[Stated goal] Report, as a bare number, how many lines contain the string "title".

(Figure dataset records)
■ ■ ■ ■ ■

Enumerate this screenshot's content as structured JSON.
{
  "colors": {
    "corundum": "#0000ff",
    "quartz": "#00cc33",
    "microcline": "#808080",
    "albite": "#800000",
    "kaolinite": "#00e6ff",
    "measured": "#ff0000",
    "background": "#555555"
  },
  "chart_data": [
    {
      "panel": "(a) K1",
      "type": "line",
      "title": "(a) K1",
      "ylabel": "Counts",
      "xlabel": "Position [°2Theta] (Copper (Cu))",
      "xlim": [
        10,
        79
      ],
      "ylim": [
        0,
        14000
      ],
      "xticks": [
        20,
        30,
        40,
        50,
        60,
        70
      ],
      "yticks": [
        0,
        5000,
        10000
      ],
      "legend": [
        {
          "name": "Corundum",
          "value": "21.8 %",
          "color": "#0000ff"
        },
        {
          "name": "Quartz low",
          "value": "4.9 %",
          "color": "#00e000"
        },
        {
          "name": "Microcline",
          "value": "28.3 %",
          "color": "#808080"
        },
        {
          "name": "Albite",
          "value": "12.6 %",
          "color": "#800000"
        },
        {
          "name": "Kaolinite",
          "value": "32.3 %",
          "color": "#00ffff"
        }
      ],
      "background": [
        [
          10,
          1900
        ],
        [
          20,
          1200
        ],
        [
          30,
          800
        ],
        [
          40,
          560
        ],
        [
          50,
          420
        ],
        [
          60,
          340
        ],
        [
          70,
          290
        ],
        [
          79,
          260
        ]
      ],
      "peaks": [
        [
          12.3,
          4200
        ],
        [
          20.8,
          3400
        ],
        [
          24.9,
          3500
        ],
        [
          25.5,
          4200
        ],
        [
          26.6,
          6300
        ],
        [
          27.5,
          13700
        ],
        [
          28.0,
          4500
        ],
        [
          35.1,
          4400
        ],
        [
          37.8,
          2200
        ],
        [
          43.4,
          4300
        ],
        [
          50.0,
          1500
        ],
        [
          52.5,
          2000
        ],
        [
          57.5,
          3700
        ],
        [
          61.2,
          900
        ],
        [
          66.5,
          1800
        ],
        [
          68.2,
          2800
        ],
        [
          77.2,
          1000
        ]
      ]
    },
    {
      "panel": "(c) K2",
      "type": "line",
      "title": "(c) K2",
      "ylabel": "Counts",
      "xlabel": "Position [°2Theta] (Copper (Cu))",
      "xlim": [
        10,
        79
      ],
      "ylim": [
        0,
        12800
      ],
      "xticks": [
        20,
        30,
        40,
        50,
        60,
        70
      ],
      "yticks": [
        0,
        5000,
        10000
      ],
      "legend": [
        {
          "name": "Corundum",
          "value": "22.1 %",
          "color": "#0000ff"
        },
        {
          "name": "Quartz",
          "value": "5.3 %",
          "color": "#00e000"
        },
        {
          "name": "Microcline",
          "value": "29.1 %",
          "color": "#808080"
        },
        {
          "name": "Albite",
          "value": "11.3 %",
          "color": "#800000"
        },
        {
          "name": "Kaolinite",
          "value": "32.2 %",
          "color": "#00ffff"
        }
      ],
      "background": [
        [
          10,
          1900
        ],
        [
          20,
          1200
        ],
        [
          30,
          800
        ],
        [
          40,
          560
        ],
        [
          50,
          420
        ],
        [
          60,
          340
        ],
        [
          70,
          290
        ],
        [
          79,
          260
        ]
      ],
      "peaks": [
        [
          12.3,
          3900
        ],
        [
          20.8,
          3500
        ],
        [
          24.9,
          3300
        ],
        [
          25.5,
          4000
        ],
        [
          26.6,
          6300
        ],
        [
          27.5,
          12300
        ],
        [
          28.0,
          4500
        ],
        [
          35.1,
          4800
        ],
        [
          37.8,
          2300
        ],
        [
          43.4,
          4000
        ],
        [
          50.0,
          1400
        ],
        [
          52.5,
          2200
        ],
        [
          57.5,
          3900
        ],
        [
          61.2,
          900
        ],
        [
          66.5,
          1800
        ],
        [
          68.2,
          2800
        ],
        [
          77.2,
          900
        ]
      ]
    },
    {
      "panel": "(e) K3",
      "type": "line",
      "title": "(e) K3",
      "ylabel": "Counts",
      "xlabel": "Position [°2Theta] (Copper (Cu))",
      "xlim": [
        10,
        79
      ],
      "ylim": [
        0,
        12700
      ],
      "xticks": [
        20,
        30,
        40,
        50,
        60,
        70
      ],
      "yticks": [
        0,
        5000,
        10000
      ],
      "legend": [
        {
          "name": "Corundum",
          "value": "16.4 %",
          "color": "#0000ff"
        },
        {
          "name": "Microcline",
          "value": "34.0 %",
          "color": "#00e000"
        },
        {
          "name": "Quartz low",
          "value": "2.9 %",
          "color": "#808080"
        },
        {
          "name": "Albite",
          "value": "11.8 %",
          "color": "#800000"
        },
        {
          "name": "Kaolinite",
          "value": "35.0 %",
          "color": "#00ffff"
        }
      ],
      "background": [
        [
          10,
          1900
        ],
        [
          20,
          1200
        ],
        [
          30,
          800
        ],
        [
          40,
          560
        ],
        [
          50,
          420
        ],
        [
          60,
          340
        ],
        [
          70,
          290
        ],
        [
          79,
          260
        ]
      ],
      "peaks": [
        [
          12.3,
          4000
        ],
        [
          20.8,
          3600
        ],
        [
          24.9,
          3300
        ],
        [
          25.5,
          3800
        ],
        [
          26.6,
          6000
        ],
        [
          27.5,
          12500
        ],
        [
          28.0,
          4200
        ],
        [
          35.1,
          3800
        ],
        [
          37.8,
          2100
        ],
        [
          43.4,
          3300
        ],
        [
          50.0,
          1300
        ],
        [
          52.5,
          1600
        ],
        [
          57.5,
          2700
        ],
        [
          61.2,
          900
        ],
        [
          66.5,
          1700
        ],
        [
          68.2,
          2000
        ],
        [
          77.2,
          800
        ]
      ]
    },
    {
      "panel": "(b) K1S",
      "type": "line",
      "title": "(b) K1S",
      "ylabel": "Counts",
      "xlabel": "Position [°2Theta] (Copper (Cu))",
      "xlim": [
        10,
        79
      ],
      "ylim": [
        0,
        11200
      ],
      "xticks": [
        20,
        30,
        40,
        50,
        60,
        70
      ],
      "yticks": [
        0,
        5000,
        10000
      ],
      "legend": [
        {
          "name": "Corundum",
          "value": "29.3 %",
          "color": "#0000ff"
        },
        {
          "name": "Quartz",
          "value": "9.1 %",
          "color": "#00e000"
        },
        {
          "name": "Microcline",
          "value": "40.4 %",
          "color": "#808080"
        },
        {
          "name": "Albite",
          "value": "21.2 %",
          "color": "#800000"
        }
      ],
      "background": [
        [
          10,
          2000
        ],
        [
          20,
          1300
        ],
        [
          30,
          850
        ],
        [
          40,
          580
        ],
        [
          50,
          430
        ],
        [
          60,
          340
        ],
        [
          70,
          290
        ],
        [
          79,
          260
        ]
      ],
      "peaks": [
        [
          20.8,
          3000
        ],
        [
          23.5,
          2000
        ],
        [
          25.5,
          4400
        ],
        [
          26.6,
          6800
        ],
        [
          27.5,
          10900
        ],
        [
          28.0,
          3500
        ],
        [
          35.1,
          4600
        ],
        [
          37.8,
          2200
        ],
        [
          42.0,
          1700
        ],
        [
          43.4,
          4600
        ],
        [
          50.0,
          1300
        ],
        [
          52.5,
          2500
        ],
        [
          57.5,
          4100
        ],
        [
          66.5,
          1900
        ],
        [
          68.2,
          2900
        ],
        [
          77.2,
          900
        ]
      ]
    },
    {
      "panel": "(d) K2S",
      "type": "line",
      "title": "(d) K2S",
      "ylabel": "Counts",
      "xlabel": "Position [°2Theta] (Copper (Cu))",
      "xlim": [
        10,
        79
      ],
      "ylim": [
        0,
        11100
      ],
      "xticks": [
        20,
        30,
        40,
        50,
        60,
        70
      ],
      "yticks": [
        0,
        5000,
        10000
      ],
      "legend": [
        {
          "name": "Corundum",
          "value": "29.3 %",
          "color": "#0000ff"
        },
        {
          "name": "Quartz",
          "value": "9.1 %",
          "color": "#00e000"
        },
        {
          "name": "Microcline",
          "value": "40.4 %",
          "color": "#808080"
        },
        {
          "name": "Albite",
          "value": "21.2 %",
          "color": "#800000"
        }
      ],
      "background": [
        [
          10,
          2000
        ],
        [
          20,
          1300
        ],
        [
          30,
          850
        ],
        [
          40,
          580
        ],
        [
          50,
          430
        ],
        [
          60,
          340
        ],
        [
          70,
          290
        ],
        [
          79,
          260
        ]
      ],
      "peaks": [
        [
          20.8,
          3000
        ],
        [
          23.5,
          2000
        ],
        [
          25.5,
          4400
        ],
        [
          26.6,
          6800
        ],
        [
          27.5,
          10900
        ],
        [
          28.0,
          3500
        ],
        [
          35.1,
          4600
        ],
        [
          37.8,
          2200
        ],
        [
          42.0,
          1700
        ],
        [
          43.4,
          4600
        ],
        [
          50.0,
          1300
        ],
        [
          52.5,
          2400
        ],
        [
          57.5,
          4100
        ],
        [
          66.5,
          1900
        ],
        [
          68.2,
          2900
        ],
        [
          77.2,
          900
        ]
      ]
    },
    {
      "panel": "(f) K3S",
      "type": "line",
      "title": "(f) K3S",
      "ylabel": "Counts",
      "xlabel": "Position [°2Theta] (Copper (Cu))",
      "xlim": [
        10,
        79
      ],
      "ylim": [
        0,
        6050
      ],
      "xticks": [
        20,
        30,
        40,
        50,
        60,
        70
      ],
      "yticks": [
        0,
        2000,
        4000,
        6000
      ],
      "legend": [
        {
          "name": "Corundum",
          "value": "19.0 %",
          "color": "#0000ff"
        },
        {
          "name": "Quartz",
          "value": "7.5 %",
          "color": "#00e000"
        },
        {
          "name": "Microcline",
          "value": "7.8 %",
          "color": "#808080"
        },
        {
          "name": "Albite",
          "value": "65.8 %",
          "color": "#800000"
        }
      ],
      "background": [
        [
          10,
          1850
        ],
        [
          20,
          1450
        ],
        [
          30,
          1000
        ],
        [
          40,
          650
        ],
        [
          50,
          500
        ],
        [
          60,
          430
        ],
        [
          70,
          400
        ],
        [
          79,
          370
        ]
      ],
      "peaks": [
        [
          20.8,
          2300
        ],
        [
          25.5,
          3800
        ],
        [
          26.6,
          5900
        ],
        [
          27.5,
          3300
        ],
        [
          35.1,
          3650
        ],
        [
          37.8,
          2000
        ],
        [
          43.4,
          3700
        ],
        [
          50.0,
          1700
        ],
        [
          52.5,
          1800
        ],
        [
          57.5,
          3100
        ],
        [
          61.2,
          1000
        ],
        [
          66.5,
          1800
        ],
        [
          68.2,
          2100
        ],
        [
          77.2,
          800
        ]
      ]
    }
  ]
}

■ ■ ■ ■ ■

[Reply] 6